# WRITTEN TASK
The data below should be printed in full, exactly, and without any of its images.

# THE DATA
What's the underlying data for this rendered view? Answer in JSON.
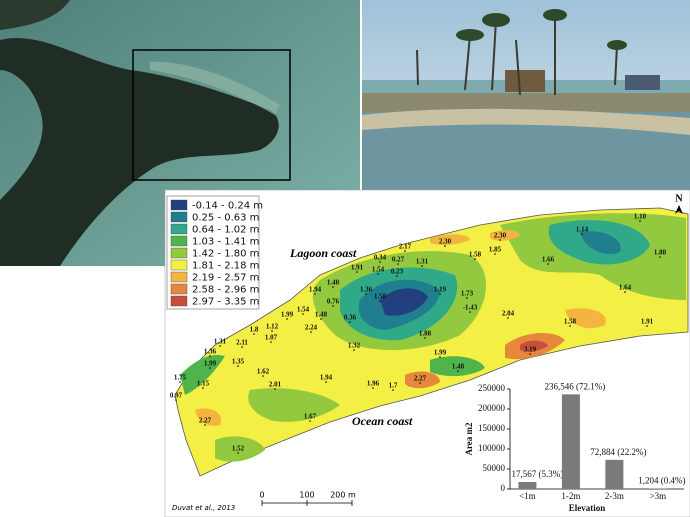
{
  "map": {
    "legend": [
      {
        "label": "-0.14 - 0.24 m",
        "color": "#23407e"
      },
      {
        "label": "0.25 - 0.63 m",
        "color": "#1f7f8e"
      },
      {
        "label": "0.64 - 1.02 m",
        "color": "#2fa987"
      },
      {
        "label": "1.03 - 1.41 m",
        "color": "#4fb44c"
      },
      {
        "label": "1.42 - 1.80 m",
        "color": "#93c93f"
      },
      {
        "label": "1.81 - 2.18 m",
        "color": "#f3ef45"
      },
      {
        "label": "2.19 - 2.57 m",
        "color": "#f3b540"
      },
      {
        "label": "2.58 - 2.96 m",
        "color": "#e7873b"
      },
      {
        "label": "2.97 - 3.35 m",
        "color": "#c54f3b"
      }
    ],
    "lagoon_label": "Lagoon coast",
    "ocean_label": "Ocean coast",
    "north": "N",
    "scale": [
      "0",
      "100",
      "200 m"
    ],
    "credit": "Duvat et al., 2013",
    "spot_heights": [
      "2.17",
      "2.30",
      "2.30",
      "1.10",
      "1.14",
      "1.88",
      "0.34",
      "0.27",
      "1.31",
      "1.58",
      "1.85",
      "1.66",
      "1.91",
      "1.54",
      "0.23",
      "1.40",
      "1.94",
      "1.36",
      "1.19",
      "1.73",
      "1.64",
      "0.76",
      "1.58",
      "1.54",
      "1.48",
      "-1.43",
      "2.04",
      "0.36",
      "1.99",
      "2.24",
      "1.58",
      "1.91",
      "1.12",
      "1.8",
      "1.07",
      "1.88",
      "1.32",
      "1.31",
      "2.11",
      "3.19",
      "1.99",
      "1.36",
      "1.99",
      "1.35",
      "1.62",
      "1.48",
      "1.94",
      "2.01",
      "1.96",
      "1.7",
      "2.27",
      "1.75",
      "1.15",
      "0.97",
      "2.27",
      "1.67",
      "1.52"
    ]
  },
  "chart_data": {
    "type": "bar",
    "categories": [
      "<1m",
      "1-2m",
      "2-3m",
      ">3m"
    ],
    "values": [
      17567,
      236546,
      72884,
      1204
    ],
    "value_labels": [
      "17,567 (5.3%)",
      "236,546  (72.1%)",
      "72,884 (22.2%)",
      "1,204 (0.4%)"
    ],
    "color": "#7a7a7a",
    "ylim": [
      0,
      250000
    ],
    "yticks": [
      0,
      50000,
      100000,
      150000,
      200000,
      250000
    ],
    "ylabel": "Area m2",
    "xlabel": "Elevation"
  }
}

# RESULT BELOW
What's the underlying data for this rendered view? Answer in JSON.
{
  "map": {
    "legend": [
      {
        "label": "-0.14 - 0.24 m",
        "color": "#23407e"
      },
      {
        "label": "0.25 - 0.63 m",
        "color": "#1f7f8e"
      },
      {
        "label": "0.64 - 1.02 m",
        "color": "#2fa987"
      },
      {
        "label": "1.03 - 1.41 m",
        "color": "#4fb44c"
      },
      {
        "label": "1.42 - 1.80 m",
        "color": "#93c93f"
      },
      {
        "label": "1.81 - 2.18 m",
        "color": "#f3ef45"
      },
      {
        "label": "2.19 - 2.57 m",
        "color": "#f3b540"
      },
      {
        "label": "2.58 - 2.96 m",
        "color": "#e7873b"
      },
      {
        "label": "2.97 - 3.35 m",
        "color": "#c54f3b"
      }
    ],
    "lagoon_label": "Lagoon coast",
    "ocean_label": "Ocean coast",
    "north": "N",
    "scale": [
      "0",
      "100",
      "200 m"
    ],
    "credit": "Duvat et al., 2013",
    "spot_heights": [
      "2.17",
      "2.30",
      "2.30",
      "1.10",
      "1.14",
      "1.88",
      "0.34",
      "0.27",
      "1.31",
      "1.58",
      "1.85",
      "1.66",
      "1.91",
      "1.54",
      "0.23",
      "1.40",
      "1.94",
      "1.36",
      "1.19",
      "1.73",
      "1.64",
      "0.76",
      "1.58",
      "1.54",
      "1.48",
      "-1.43",
      "2.04",
      "0.36",
      "1.99",
      "2.24",
      "1.58",
      "1.91",
      "1.12",
      "1.8",
      "1.07",
      "1.88",
      "1.32",
      "1.31",
      "2.11",
      "3.19",
      "1.99",
      "1.36",
      "1.99",
      "1.35",
      "1.62",
      "1.48",
      "1.94",
      "2.01",
      "1.96",
      "1.7",
      "2.27",
      "1.75",
      "1.15",
      "0.97",
      "2.27",
      "1.67",
      "1.52"
    ]
  },
  "chart_data": {
    "type": "bar",
    "categories": [
      "<1m",
      "1-2m",
      "2-3m",
      ">3m"
    ],
    "values": [
      17567,
      236546,
      72884,
      1204
    ],
    "value_labels": [
      "17,567 (5.3%)",
      "236,546  (72.1%)",
      "72,884 (22.2%)",
      "1,204 (0.4%)"
    ],
    "color": "#7a7a7a",
    "ylim": [
      0,
      250000
    ],
    "yticks": [
      0,
      50000,
      100000,
      150000,
      200000,
      250000
    ],
    "ylabel": "Area m2",
    "xlabel": "Elevation"
  }
}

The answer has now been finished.